Rewrite the data below, replacing "target-bar" with "test-bar" throughout and leaving everything else unchanged. Omit the pictures from your answer.

#### Entries supplied

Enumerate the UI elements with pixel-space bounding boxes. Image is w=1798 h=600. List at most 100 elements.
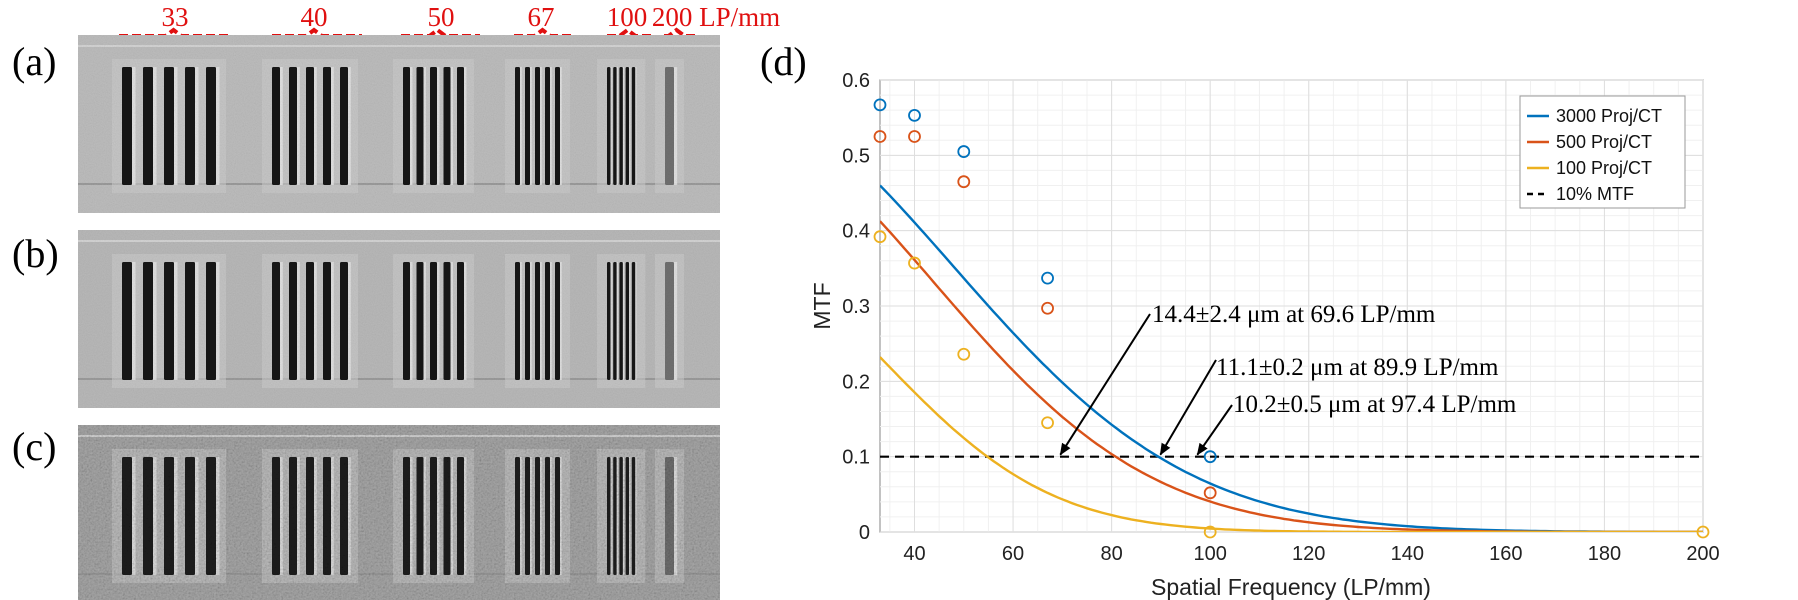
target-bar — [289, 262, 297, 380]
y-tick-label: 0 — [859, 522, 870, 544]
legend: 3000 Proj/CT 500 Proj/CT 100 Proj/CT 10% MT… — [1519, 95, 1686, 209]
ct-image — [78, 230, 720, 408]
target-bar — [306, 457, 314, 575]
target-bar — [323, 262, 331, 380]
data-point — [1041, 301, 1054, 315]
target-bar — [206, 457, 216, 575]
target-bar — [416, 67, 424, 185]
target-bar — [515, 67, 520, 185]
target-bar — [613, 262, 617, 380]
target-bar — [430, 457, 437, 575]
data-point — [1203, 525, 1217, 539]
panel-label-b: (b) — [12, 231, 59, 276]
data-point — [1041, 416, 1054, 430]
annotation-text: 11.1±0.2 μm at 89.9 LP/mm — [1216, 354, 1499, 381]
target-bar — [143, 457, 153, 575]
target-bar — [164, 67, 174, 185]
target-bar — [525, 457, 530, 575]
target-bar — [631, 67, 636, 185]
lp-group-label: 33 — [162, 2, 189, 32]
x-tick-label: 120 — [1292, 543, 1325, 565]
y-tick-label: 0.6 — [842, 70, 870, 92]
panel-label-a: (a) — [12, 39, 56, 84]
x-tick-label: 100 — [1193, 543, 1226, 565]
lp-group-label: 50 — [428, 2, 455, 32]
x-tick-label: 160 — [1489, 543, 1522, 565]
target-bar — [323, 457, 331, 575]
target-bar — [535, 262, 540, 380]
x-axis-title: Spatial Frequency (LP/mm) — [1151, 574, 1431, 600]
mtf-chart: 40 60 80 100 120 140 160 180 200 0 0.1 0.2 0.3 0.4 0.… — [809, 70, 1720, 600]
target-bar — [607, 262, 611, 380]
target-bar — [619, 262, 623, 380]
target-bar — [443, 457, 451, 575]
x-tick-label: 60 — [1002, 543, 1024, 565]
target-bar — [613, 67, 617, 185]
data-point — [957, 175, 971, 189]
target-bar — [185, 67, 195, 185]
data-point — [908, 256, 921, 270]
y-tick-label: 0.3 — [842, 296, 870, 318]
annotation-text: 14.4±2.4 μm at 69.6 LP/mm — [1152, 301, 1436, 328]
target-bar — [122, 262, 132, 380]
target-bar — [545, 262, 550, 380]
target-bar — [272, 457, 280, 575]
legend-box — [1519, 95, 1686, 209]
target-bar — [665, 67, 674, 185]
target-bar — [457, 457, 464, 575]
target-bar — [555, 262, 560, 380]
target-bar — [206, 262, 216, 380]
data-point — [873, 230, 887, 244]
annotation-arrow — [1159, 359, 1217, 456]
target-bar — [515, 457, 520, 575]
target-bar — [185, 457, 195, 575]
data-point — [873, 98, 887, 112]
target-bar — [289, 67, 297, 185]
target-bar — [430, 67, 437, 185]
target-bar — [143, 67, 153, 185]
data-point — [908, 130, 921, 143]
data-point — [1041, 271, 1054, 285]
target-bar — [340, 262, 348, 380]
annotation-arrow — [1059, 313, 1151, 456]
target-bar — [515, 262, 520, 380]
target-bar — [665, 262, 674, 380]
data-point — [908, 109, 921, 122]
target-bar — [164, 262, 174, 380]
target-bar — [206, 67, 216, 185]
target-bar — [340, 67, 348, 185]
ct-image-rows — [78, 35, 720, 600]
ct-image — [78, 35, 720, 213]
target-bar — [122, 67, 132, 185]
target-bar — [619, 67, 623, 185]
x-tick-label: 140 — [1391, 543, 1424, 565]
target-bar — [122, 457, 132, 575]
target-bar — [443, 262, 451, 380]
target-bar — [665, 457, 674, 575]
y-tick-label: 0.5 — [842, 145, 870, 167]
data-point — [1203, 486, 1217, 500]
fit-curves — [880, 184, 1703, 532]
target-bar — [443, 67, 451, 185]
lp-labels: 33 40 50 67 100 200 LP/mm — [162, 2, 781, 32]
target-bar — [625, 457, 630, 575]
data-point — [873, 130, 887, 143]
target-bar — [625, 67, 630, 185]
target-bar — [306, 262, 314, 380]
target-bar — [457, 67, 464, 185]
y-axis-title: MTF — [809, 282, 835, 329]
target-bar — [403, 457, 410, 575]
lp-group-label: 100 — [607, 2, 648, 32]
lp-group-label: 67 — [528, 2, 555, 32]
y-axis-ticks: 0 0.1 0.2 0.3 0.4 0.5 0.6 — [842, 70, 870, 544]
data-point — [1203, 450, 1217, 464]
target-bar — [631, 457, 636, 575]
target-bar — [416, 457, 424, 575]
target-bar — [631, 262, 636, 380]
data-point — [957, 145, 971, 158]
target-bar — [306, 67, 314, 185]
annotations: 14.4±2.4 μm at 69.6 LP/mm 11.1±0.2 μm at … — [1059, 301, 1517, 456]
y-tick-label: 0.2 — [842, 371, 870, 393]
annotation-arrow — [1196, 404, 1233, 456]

########

→ Output for this task:
Enumerate the UI elements with pixel-space bounding boxes. Image is w=1798 h=600. List at most 100 elements.
test-bar — [289, 262, 297, 380]
y-tick-label: 0 — [859, 522, 870, 544]
legend: 3000 Proj/CT 500 Proj/CT 100 Proj/CT 10% MT… — [1519, 95, 1686, 209]
ct-image — [78, 230, 720, 408]
test-bar — [306, 457, 314, 575]
test-bar — [323, 262, 331, 380]
data-point — [1041, 301, 1054, 315]
test-bar — [206, 457, 216, 575]
test-bar — [416, 67, 424, 185]
test-bar — [515, 67, 520, 185]
test-bar — [613, 262, 617, 380]
test-bar — [430, 457, 437, 575]
data-point — [1203, 525, 1217, 539]
panel-label-b: (b) — [12, 231, 59, 276]
data-point — [1041, 416, 1054, 430]
annotation-text: 11.1±0.2 μm at 89.9 LP/mm — [1216, 354, 1499, 381]
test-bar — [143, 457, 153, 575]
test-bar — [164, 67, 174, 185]
test-bar — [525, 457, 530, 575]
test-bar — [631, 67, 636, 185]
lp-group-label: 33 — [162, 2, 189, 32]
x-tick-label: 120 — [1292, 543, 1325, 565]
y-tick-label: 0.6 — [842, 70, 870, 92]
panel-label-a: (a) — [12, 39, 56, 84]
x-tick-label: 100 — [1193, 543, 1226, 565]
lp-group-label: 50 — [428, 2, 455, 32]
x-tick-label: 160 — [1489, 543, 1522, 565]
test-bar — [323, 457, 331, 575]
test-bar — [535, 262, 540, 380]
x-axis-title: Spatial Frequency (LP/mm) — [1151, 574, 1431, 600]
mtf-chart: 40 60 80 100 120 140 160 180 200 0 0.1 0.2 0.3 0.4 0.… — [809, 70, 1720, 600]
test-bar — [607, 262, 611, 380]
test-bar — [619, 262, 623, 380]
test-bar — [443, 457, 451, 575]
x-tick-label: 60 — [1002, 543, 1024, 565]
test-bar — [613, 67, 617, 185]
data-point — [957, 175, 971, 189]
test-bar — [185, 67, 195, 185]
data-point — [908, 256, 921, 270]
y-tick-label: 0.3 — [842, 296, 870, 318]
annotation-text: 14.4±2.4 μm at 69.6 LP/mm — [1152, 301, 1436, 328]
test-bar — [122, 262, 132, 380]
test-bar — [545, 262, 550, 380]
test-bar — [272, 457, 280, 575]
legend-box — [1519, 95, 1686, 209]
test-bar — [665, 67, 674, 185]
test-bar — [457, 457, 464, 575]
test-bar — [555, 262, 560, 380]
test-bar — [206, 262, 216, 380]
data-point — [873, 230, 887, 244]
annotation-arrow — [1159, 359, 1217, 456]
test-bar — [515, 457, 520, 575]
test-bar — [185, 457, 195, 575]
data-point — [873, 98, 887, 112]
test-bar — [289, 67, 297, 185]
test-bar — [430, 67, 437, 185]
test-bar — [143, 67, 153, 185]
data-point — [908, 130, 921, 143]
data-point — [1041, 271, 1054, 285]
test-bar — [340, 262, 348, 380]
annotation-arrow — [1059, 313, 1151, 456]
test-bar — [515, 262, 520, 380]
test-bar — [665, 262, 674, 380]
data-point — [908, 109, 921, 122]
test-bar — [164, 262, 174, 380]
test-bar — [206, 67, 216, 185]
test-bar — [340, 67, 348, 185]
ct-image-rows — [78, 35, 720, 600]
ct-image — [78, 35, 720, 213]
test-bar — [122, 67, 132, 185]
test-bar — [619, 67, 623, 185]
x-tick-label: 140 — [1391, 543, 1424, 565]
test-bar — [122, 457, 132, 575]
test-bar — [443, 262, 451, 380]
test-bar — [665, 457, 674, 575]
y-tick-label: 0.5 — [842, 145, 870, 167]
data-point — [1203, 486, 1217, 500]
fit-curves — [880, 184, 1703, 532]
test-bar — [443, 67, 451, 185]
lp-labels: 33 40 50 67 100 200 LP/mm — [162, 2, 781, 32]
test-bar — [625, 457, 630, 575]
data-point — [873, 130, 887, 143]
test-bar — [625, 67, 630, 185]
test-bar — [306, 262, 314, 380]
test-bar — [457, 67, 464, 185]
y-axis-title: MTF — [809, 282, 835, 329]
test-bar — [403, 457, 410, 575]
lp-group-label: 100 — [607, 2, 648, 32]
lp-group-label: 67 — [528, 2, 555, 32]
y-axis-ticks: 0 0.1 0.2 0.3 0.4 0.5 0.6 — [842, 70, 870, 544]
data-point — [1203, 450, 1217, 464]
test-bar — [631, 457, 636, 575]
test-bar — [416, 457, 424, 575]
test-bar — [631, 262, 636, 380]
data-point — [957, 145, 971, 158]
test-bar — [306, 67, 314, 185]
annotations: 14.4±2.4 μm at 69.6 LP/mm 11.1±0.2 μm at … — [1059, 301, 1517, 456]
y-tick-label: 0.2 — [842, 371, 870, 393]
annotation-arrow — [1196, 404, 1233, 456]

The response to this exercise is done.